— START Stored records —

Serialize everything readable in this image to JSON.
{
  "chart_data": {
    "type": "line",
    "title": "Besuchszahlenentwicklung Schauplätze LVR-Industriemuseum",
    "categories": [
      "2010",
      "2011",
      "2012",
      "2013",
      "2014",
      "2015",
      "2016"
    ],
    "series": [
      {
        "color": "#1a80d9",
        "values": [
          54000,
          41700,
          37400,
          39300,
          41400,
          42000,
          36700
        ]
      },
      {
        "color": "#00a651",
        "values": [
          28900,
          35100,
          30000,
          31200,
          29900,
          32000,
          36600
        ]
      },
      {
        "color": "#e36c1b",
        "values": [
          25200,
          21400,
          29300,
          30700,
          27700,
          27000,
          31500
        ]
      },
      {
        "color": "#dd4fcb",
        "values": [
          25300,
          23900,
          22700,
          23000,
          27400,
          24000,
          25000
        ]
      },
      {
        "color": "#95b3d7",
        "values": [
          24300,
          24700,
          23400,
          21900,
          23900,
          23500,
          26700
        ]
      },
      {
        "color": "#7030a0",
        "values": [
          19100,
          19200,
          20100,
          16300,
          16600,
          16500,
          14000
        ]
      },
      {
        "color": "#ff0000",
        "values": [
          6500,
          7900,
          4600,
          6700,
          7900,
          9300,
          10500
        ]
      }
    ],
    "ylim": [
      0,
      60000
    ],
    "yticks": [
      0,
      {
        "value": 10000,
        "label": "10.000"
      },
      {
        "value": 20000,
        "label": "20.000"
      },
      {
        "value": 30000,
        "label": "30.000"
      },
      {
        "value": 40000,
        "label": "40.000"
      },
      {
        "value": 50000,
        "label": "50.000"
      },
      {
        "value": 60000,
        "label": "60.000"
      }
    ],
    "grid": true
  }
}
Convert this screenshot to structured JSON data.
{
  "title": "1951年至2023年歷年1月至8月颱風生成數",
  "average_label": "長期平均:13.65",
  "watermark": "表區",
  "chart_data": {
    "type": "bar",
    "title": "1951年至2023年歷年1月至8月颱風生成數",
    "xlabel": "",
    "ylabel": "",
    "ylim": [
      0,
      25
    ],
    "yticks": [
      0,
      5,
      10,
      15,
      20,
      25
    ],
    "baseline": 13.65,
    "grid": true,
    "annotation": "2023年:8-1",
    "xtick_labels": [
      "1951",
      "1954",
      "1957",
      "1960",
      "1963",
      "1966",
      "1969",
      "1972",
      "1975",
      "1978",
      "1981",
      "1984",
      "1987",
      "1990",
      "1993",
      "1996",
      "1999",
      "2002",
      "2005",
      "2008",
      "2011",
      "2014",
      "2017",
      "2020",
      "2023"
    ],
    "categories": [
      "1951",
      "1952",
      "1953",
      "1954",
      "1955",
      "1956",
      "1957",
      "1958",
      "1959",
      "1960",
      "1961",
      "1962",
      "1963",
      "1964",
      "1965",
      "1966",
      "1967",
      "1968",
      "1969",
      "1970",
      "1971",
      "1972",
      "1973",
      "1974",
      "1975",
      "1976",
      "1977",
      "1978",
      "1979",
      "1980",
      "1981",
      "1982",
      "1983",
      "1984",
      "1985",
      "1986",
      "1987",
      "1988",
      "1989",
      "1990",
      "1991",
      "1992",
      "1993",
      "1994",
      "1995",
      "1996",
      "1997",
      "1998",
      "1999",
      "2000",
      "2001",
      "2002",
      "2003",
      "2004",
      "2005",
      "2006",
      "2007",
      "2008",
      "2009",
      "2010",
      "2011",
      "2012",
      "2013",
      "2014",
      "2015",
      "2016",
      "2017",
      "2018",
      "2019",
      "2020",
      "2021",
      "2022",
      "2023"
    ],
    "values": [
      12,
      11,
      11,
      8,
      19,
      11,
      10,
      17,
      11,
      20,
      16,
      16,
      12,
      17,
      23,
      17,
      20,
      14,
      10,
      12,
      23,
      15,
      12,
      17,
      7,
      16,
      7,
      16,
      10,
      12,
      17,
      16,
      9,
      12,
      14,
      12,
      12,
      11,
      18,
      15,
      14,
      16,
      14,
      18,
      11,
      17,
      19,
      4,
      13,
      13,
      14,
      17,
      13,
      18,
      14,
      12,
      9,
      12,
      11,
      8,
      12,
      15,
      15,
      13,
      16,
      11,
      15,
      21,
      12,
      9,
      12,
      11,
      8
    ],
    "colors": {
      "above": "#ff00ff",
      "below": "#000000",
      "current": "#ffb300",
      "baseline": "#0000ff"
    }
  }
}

— END Stored records —

▸ Exercise objective
Gather, from the listing above, every line carrying the word "title".

▸ Solution
    "title": "Besuchszahlenentwicklung Schauplätze LVR-Industriemuseum",
  "title": "1951年至2023年歷年1月至8月颱風生成數",
    "title": "1951年至2023年歷年1月至8月颱風生成數",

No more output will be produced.